_THE PROBLEM_
Copy, in full, each line of the material that holds the word "this".

◆ ◆ ◆ ◆ ◆

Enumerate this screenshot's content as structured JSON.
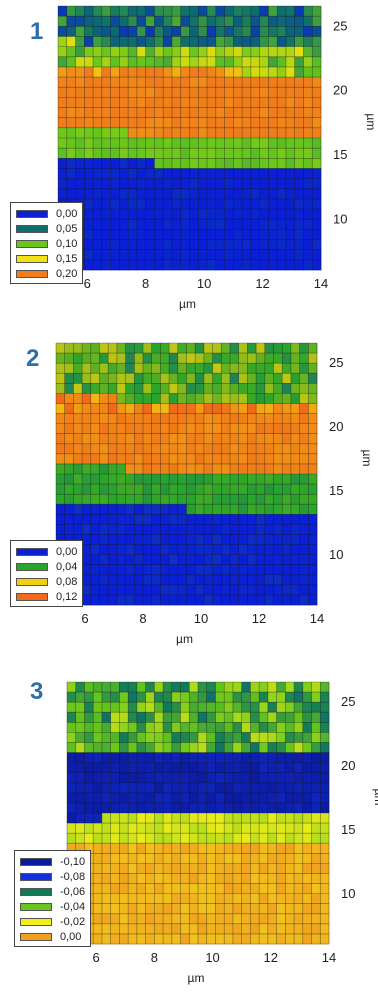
{
  "chart_data": [
    {
      "type": "heatmap",
      "panel_label": "1",
      "xlabel": "µm",
      "ylabel": "µm",
      "xlim": [
        5,
        14
      ],
      "ylim": [
        6,
        26.5
      ],
      "xticks": [
        6,
        8,
        10,
        12,
        14
      ],
      "yticks": [
        10,
        15,
        20,
        25
      ],
      "tick_labels_x": [
        "6",
        "8",
        "10",
        "12",
        "14"
      ],
      "tick_labels_y": [
        "10",
        "15",
        "20",
        "25"
      ],
      "legend": [
        {
          "label": "0,00",
          "color": "#0a1fd6"
        },
        {
          "label": "0,05",
          "color": "#0e6f6a"
        },
        {
          "label": "0,10",
          "color": "#66c61c"
        },
        {
          "label": "0,15",
          "color": "#f2e20f"
        },
        {
          "label": "0,20",
          "color": "#f07d1b"
        }
      ],
      "color_stops": [
        0.0,
        0.05,
        0.1,
        0.15,
        0.2
      ],
      "bands": [
        {
          "y_from": 6,
          "y_to": 14.2,
          "value": 0.0
        },
        {
          "y_from": 14.2,
          "y_to": 16.5,
          "value": 0.1
        },
        {
          "y_from": 16.5,
          "y_to": 21.5,
          "value": 0.2
        },
        {
          "y_from": 21.5,
          "y_to": 23.5,
          "value": 0.11
        },
        {
          "y_from": 23.5,
          "y_to": 26.5,
          "value": 0.05
        }
      ]
    },
    {
      "type": "heatmap",
      "panel_label": "2",
      "xlabel": "µm",
      "ylabel": "µm",
      "xlim": [
        5,
        14
      ],
      "ylim": [
        6,
        26.5
      ],
      "xticks": [
        6,
        8,
        10,
        12,
        14
      ],
      "yticks": [
        10,
        15,
        20,
        25
      ],
      "tick_labels_x": [
        "6",
        "8",
        "10",
        "12",
        "14"
      ],
      "tick_labels_y": [
        "10",
        "15",
        "20",
        "25"
      ],
      "legend": [
        {
          "label": "0,00",
          "color": "#0a1fd6"
        },
        {
          "label": "0,04",
          "color": "#2aa52a"
        },
        {
          "label": "0,08",
          "color": "#f2d010"
        },
        {
          "label": "0,12",
          "color": "#f06a1b"
        }
      ],
      "color_stops": [
        0.0,
        0.04,
        0.08,
        0.12
      ],
      "bands": [
        {
          "y_from": 6,
          "y_to": 13.5,
          "value": 0.0
        },
        {
          "y_from": 13.5,
          "y_to": 16.5,
          "value": 0.04
        },
        {
          "y_from": 16.5,
          "y_to": 22.0,
          "value": 0.11
        },
        {
          "y_from": 22.0,
          "y_to": 26.5,
          "value": 0.05
        }
      ]
    },
    {
      "type": "heatmap",
      "panel_label": "3",
      "xlabel": "µm",
      "ylabel": "µm",
      "xlim": [
        5,
        14
      ],
      "ylim": [
        6,
        26.5
      ],
      "xticks": [
        6,
        8,
        10,
        12,
        14
      ],
      "yticks": [
        10,
        15,
        20,
        25
      ],
      "tick_labels_x": [
        "6",
        "8",
        "10",
        "12",
        "14"
      ],
      "tick_labels_y": [
        "10",
        "15",
        "20",
        "25"
      ],
      "legend": [
        {
          "label": "-0,10",
          "color": "#0b1a9e"
        },
        {
          "label": "-0,08",
          "color": "#1230e0"
        },
        {
          "label": "-0,06",
          "color": "#117a5a"
        },
        {
          "label": "-0,04",
          "color": "#66c61c"
        },
        {
          "label": "-0,02",
          "color": "#f2ee1a"
        },
        {
          "label": "0,00",
          "color": "#f0a020"
        }
      ],
      "color_stops": [
        -0.1,
        -0.08,
        -0.06,
        -0.04,
        -0.02,
        0.0
      ],
      "bands": [
        {
          "y_from": 6,
          "y_to": 14.0,
          "value": -0.005
        },
        {
          "y_from": 14.0,
          "y_to": 16.0,
          "value": -0.025
        },
        {
          "y_from": 16.0,
          "y_to": 21.0,
          "value": -0.095
        },
        {
          "y_from": 21.0,
          "y_to": 26.5,
          "value": -0.045
        }
      ]
    }
  ]
}
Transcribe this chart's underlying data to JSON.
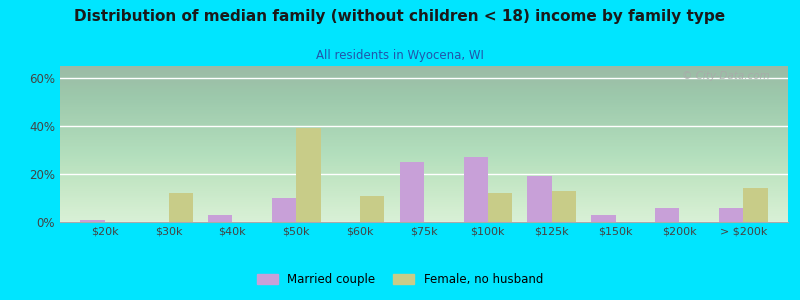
{
  "title": "Distribution of median family (without children < 18) income by family type",
  "subtitle": "All residents in Wyocena, WI",
  "categories": [
    "$20k",
    "$30k",
    "$40k",
    "$50k",
    "$60k",
    "$75k",
    "$100k",
    "$125k",
    "$150k",
    "$200k",
    "> $200k"
  ],
  "married_couple": [
    1,
    0,
    3,
    10,
    0,
    25,
    27,
    19,
    3,
    6,
    6
  ],
  "female_no_husband": [
    0,
    12,
    0,
    39,
    11,
    0,
    12,
    13,
    0,
    0,
    14
  ],
  "married_color": "#c8a0d8",
  "female_color": "#c8cc88",
  "bg_color": "#00e5ff",
  "title_color": "#1a1a1a",
  "subtitle_color": "#2255aa",
  "tick_color": "#444444",
  "legend_married": "Married couple",
  "legend_female": "Female, no husband",
  "ylim": [
    0,
    65
  ],
  "yticks": [
    0,
    20,
    40,
    60
  ],
  "ytick_labels": [
    "0%",
    "20%",
    "40%",
    "60%"
  ],
  "bar_width": 0.38,
  "watermark": "© City-Data.com"
}
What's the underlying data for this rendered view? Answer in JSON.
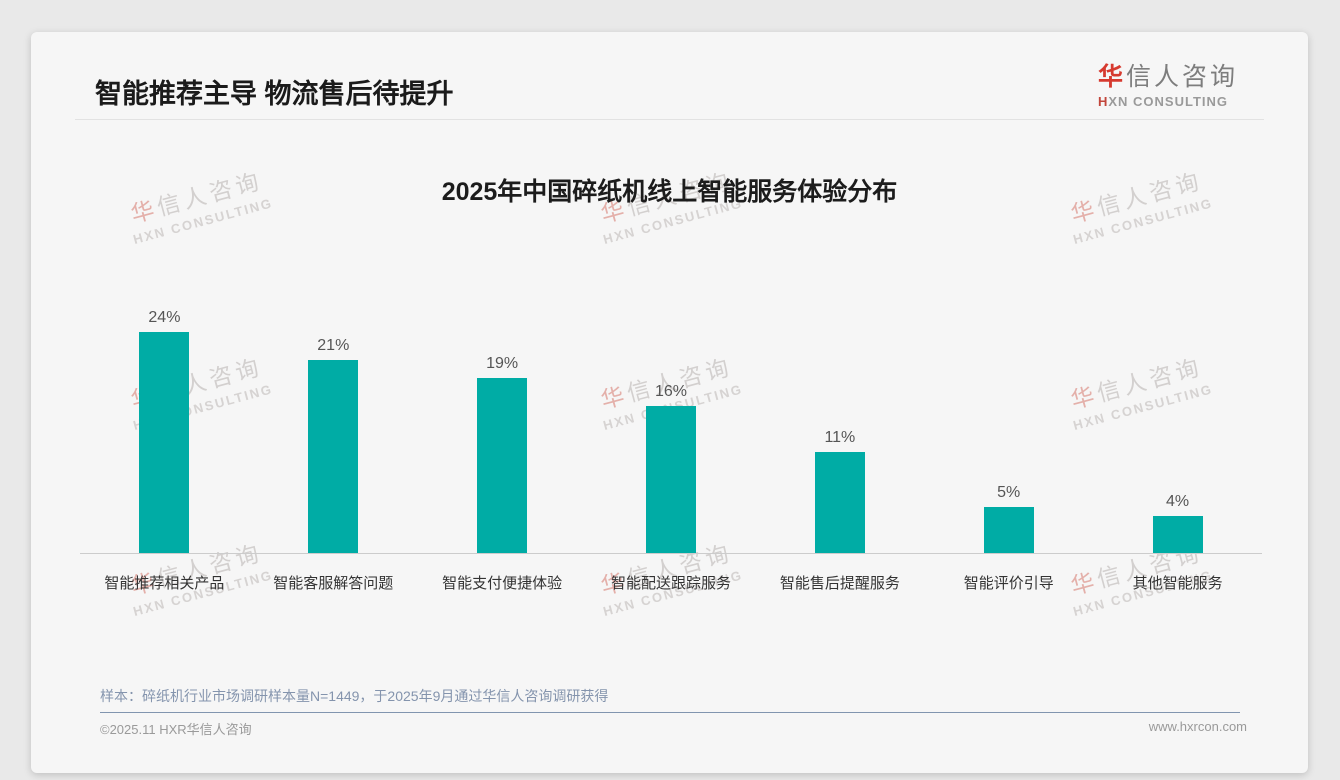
{
  "page": {
    "header": {
      "title": "智能推荐主导 物流售后待提升",
      "logo": {
        "cn_first": "华",
        "cn_rest": "信人咨询",
        "en_first": "H",
        "en_rest": "XN CONSULTING"
      }
    },
    "watermark": {
      "cn_first": "华",
      "cn_rest": "信人咨询",
      "en": "HXN CONSULTING"
    },
    "footnote": "样本：碎纸机行业市场调研样本量N=1449，于2025年9月通过华信人咨询调研获得",
    "footer": {
      "copyright": "©2025.11 HXR华信人咨询",
      "website": "www.hxrcon.com"
    }
  },
  "chart_data": {
    "type": "bar",
    "title": "2025年中国碎纸机线上智能服务体验分布",
    "categories": [
      "智能推荐相关产品",
      "智能客服解答问题",
      "智能支付便捷体验",
      "智能配送跟踪服务",
      "智能售后提醒服务",
      "智能评价引导",
      "其他智能服务"
    ],
    "values": [
      24,
      21,
      19,
      16,
      11,
      5,
      4
    ],
    "value_labels": [
      "24%",
      "21%",
      "19%",
      "16%",
      "11%",
      "5%",
      "4%"
    ],
    "unit": "%",
    "ylim": [
      0,
      26
    ],
    "grid": false,
    "legend": null,
    "xlabel": "",
    "ylabel": "",
    "bar_color": "#00ACA5",
    "axis_line_color": "#cccccc"
  }
}
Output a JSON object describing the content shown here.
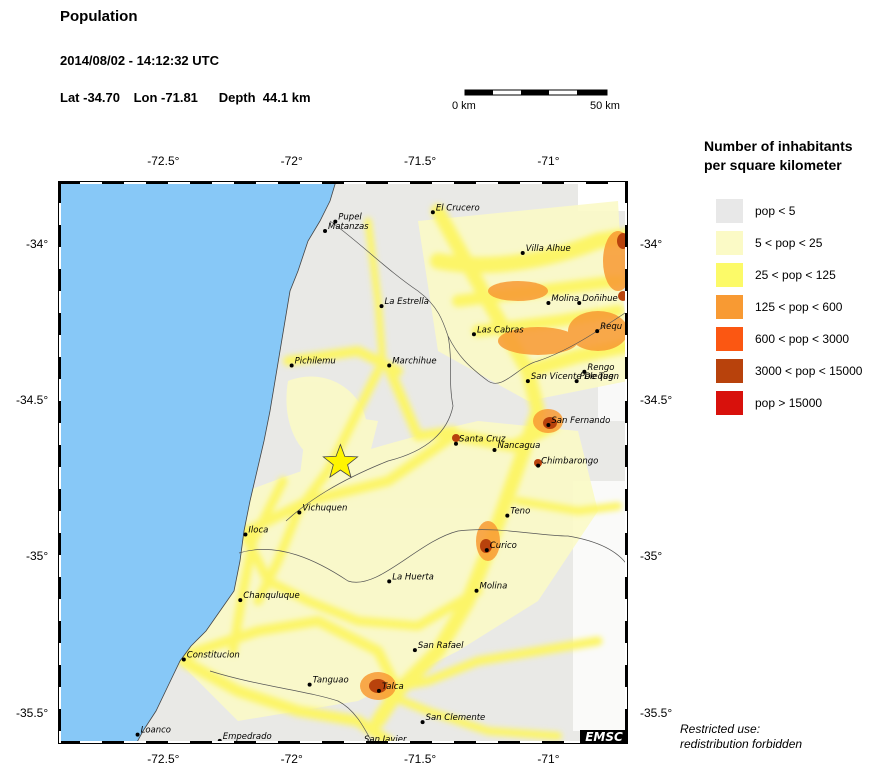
{
  "header": {
    "title": "Population",
    "datetime": "2014/08/02 - 14:12:32 UTC",
    "lat": "Lat -34.70",
    "lon": "Lon -71.81",
    "depth": "Depth  44.1 km"
  },
  "scale": {
    "start_label": "0 km",
    "end_label": "50 km"
  },
  "legend": {
    "title_line1": "Number of inhabitants",
    "title_line2": "per square kilometer",
    "items": [
      {
        "label": "pop < 5",
        "color": "#e8e8e8"
      },
      {
        "label": "5 < pop < 25",
        "color": "#fbfac6"
      },
      {
        "label": "25 < pop < 125",
        "color": "#fcfa68"
      },
      {
        "label": "125 < pop < 600",
        "color": "#f89a33"
      },
      {
        "label": "600 < pop < 3000",
        "color": "#fb5712"
      },
      {
        "label": "3000 < pop < 15000",
        "color": "#b8420c"
      },
      {
        "label": "pop > 15000",
        "color": "#d8110c"
      }
    ]
  },
  "axes": {
    "lon_ticks": [
      "-72.5°",
      "-72°",
      "-71.5°",
      "-71°"
    ],
    "lat_ticks": [
      "-34°",
      "-34.5°",
      "-35°",
      "-35.5°"
    ]
  },
  "map": {
    "epicenter": {
      "lat": -34.7,
      "lon": -71.81
    },
    "ocean_color": "#87c8f7",
    "cities": [
      {
        "name": "El Crucero",
        "lat": -33.9,
        "lon": -71.45
      },
      {
        "name": "Pupel",
        "lat": -33.93,
        "lon": -71.83
      },
      {
        "name": "Matanzas",
        "lat": -33.96,
        "lon": -71.87
      },
      {
        "name": "Villa Alhue",
        "lat": -34.03,
        "lon": -71.1
      },
      {
        "name": "La Estrella",
        "lat": -34.2,
        "lon": -71.65
      },
      {
        "name": "Molina",
        "lat": -34.19,
        "lon": -71.0
      },
      {
        "name": "Doñihue",
        "lat": -34.19,
        "lon": -70.88
      },
      {
        "name": "Las Cabras",
        "lat": -34.29,
        "lon": -71.29
      },
      {
        "name": "Requ",
        "lat": -34.28,
        "lon": -70.81
      },
      {
        "name": "Pichilemu",
        "lat": -34.39,
        "lon": -72.0
      },
      {
        "name": "Marchihue",
        "lat": -34.39,
        "lon": -71.62
      },
      {
        "name": "Rengo",
        "lat": -34.41,
        "lon": -70.86
      },
      {
        "name": "San Vicente De Tag",
        "lat": -34.44,
        "lon": -71.08
      },
      {
        "name": "Pelequen",
        "lat": -34.44,
        "lon": -70.89
      },
      {
        "name": "San Fernando",
        "lat": -34.58,
        "lon": -71.0
      },
      {
        "name": "Santa Cruz",
        "lat": -34.64,
        "lon": -71.36
      },
      {
        "name": "Nancagua",
        "lat": -34.66,
        "lon": -71.21
      },
      {
        "name": "Chimbarongo",
        "lat": -34.71,
        "lon": -71.04
      },
      {
        "name": "Vichuquen",
        "lat": -34.86,
        "lon": -71.97
      },
      {
        "name": "Teno",
        "lat": -34.87,
        "lon": -71.16
      },
      {
        "name": "Iloca",
        "lat": -34.93,
        "lon": -72.18
      },
      {
        "name": "Curico",
        "lat": -34.98,
        "lon": -71.24
      },
      {
        "name": "La Huerta",
        "lat": -35.08,
        "lon": -71.62
      },
      {
        "name": "Molina",
        "lat": -35.11,
        "lon": -71.28
      },
      {
        "name": "Chanquluque",
        "lat": -35.14,
        "lon": -72.2
      },
      {
        "name": "San Rafael",
        "lat": -35.3,
        "lon": -71.52
      },
      {
        "name": "Constitucion",
        "lat": -35.33,
        "lon": -72.42
      },
      {
        "name": "Tanguao",
        "lat": -35.41,
        "lon": -71.93
      },
      {
        "name": "Talca",
        "lat": -35.43,
        "lon": -71.66
      },
      {
        "name": "San Clemente",
        "lat": -35.53,
        "lon": -71.49
      },
      {
        "name": "Loanco",
        "lat": -35.57,
        "lon": -72.6
      },
      {
        "name": "Empedrado",
        "lat": -35.59,
        "lon": -72.28
      },
      {
        "name": "San Javier",
        "lat": -35.6,
        "lon": -71.73
      }
    ]
  },
  "badge": "EMSC",
  "restricted": {
    "line1": "Restricted use:",
    "line2": "redistribution forbidden"
  }
}
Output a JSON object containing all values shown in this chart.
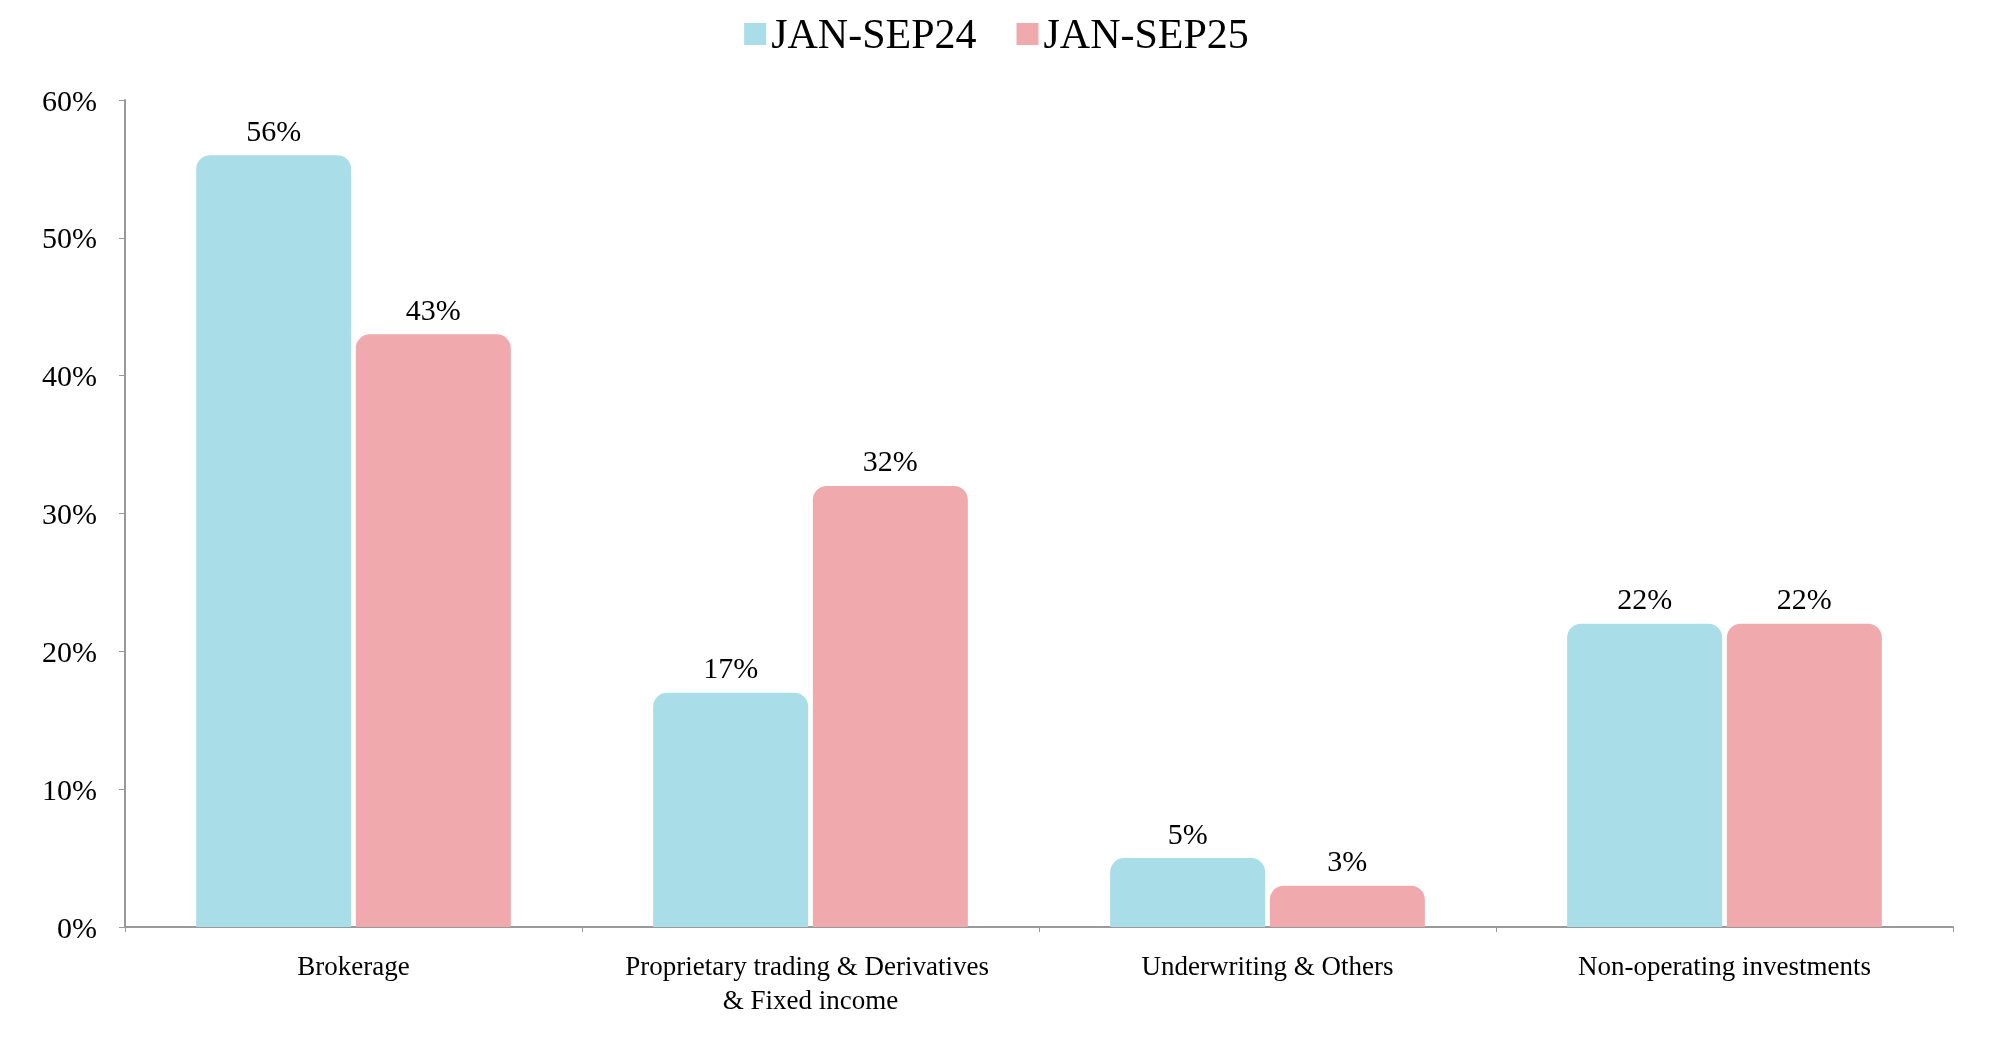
{
  "chart_data": {
    "type": "bar",
    "categories": [
      "Brokerage",
      "Proprietary trading & Derivatives & Fixed income",
      "Underwriting & Others",
      "Non-operating investments"
    ],
    "series": [
      {
        "name": "JAN-SEP24",
        "color": "#a9dde8",
        "values": [
          56,
          17,
          5,
          22
        ],
        "value_labels": [
          "56%",
          "17%",
          "5%",
          "22%"
        ]
      },
      {
        "name": "JAN-SEP25",
        "color": "#f0a9ac",
        "values": [
          43,
          32,
          3,
          22
        ],
        "value_labels": [
          "43%",
          "32%",
          "3%",
          "22%"
        ]
      }
    ],
    "ylim": [
      0,
      60
    ],
    "yticks": [
      {
        "value": 0,
        "label": "0%"
      },
      {
        "value": 10,
        "label": "10%"
      },
      {
        "value": 20,
        "label": "20%"
      },
      {
        "value": 30,
        "label": "30%"
      },
      {
        "value": 40,
        "label": "40%"
      },
      {
        "value": 50,
        "label": "50%"
      },
      {
        "value": 60,
        "label": "60%"
      }
    ],
    "grid": false,
    "legend": "top"
  }
}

◆ ◆ ◆ ◆ ◆

_THE SOLUTION_
Enumerate this screenshot's content as structured JSON.
Transcribe this chart's underlying data to JSON.
What's the underlying data for this rendered view? Answer in JSON.
Output a JSON object containing all values shown in this chart.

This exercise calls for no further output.